- _Task goal_: Copy out each line in the material below that has the word "abierto".

--- Begin Supplied data ---

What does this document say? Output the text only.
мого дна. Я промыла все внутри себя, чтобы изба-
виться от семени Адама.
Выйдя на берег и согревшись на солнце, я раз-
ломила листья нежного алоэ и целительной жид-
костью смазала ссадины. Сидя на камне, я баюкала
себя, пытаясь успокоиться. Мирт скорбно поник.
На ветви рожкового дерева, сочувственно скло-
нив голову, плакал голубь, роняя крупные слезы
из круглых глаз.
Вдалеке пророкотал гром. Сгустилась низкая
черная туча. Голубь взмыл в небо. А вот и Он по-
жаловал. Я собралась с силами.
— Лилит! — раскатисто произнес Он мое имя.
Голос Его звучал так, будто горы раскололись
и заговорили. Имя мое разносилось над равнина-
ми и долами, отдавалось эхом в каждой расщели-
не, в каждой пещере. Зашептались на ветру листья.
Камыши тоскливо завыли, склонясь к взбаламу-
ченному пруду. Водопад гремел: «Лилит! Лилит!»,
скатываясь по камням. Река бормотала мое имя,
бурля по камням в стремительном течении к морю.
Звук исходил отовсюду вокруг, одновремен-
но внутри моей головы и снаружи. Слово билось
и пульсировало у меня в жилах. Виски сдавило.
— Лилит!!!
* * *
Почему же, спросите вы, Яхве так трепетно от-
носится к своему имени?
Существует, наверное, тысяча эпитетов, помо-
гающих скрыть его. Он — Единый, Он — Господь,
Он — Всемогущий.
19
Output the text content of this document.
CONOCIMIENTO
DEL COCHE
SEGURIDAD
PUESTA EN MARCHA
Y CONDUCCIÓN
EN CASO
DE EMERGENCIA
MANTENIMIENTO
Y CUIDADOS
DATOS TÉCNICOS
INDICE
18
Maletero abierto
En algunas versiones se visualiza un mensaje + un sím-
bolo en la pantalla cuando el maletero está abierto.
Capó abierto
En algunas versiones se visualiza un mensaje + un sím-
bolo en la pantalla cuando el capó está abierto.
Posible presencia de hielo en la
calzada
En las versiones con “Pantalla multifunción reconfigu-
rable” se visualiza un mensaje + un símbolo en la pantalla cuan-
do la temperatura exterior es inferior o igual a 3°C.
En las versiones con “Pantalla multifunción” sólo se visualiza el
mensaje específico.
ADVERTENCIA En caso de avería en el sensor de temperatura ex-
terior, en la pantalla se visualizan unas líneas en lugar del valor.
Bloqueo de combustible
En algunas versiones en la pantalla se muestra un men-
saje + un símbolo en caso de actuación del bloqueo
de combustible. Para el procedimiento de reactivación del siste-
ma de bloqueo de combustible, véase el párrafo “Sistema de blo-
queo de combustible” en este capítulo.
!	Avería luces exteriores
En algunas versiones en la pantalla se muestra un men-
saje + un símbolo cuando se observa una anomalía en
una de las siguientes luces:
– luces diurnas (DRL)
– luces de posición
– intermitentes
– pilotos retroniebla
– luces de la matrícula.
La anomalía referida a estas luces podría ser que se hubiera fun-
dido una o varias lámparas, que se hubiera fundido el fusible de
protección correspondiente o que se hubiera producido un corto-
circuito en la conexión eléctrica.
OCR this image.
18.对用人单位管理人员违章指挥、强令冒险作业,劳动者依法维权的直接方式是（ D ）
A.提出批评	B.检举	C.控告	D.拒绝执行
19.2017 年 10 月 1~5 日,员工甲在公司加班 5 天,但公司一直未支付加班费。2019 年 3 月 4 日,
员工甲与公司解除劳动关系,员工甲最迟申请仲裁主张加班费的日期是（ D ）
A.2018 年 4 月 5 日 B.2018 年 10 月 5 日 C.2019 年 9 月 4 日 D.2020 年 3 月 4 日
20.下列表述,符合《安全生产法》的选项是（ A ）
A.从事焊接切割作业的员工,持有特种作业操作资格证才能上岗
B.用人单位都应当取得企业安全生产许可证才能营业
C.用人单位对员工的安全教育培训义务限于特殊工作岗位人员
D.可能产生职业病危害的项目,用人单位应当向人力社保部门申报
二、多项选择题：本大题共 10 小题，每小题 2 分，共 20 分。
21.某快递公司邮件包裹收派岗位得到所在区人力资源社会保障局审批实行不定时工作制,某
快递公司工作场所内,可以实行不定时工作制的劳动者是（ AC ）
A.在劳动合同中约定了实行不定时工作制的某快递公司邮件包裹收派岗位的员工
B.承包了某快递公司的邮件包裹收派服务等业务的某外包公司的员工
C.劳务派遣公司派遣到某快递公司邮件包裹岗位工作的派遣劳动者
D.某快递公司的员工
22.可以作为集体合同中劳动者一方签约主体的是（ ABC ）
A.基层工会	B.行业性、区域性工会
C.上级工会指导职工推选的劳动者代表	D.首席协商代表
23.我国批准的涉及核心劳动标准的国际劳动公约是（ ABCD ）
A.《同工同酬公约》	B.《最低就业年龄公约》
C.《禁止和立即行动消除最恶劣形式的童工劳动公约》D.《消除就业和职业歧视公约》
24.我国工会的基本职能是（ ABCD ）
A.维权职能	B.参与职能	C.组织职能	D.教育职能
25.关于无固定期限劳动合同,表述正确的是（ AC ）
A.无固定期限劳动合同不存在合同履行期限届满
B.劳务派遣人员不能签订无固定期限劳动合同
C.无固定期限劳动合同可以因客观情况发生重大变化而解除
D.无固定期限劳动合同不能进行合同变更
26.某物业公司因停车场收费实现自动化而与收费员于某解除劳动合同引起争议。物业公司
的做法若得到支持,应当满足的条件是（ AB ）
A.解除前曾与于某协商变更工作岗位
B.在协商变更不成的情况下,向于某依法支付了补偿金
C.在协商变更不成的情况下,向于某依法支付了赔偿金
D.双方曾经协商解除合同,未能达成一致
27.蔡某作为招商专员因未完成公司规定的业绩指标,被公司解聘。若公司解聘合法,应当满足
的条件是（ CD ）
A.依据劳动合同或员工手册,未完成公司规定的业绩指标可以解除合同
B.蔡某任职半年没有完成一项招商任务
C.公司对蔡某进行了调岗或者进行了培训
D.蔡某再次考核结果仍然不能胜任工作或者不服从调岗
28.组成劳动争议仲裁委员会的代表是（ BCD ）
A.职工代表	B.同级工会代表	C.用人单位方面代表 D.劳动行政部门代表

--- End Supplied data ---

- _Answer for the task_:
Maletero abierto
bolo en la pantalla cuando el maletero está abierto.
Capó abierto
bolo en la pantalla cuando el capó está abierto.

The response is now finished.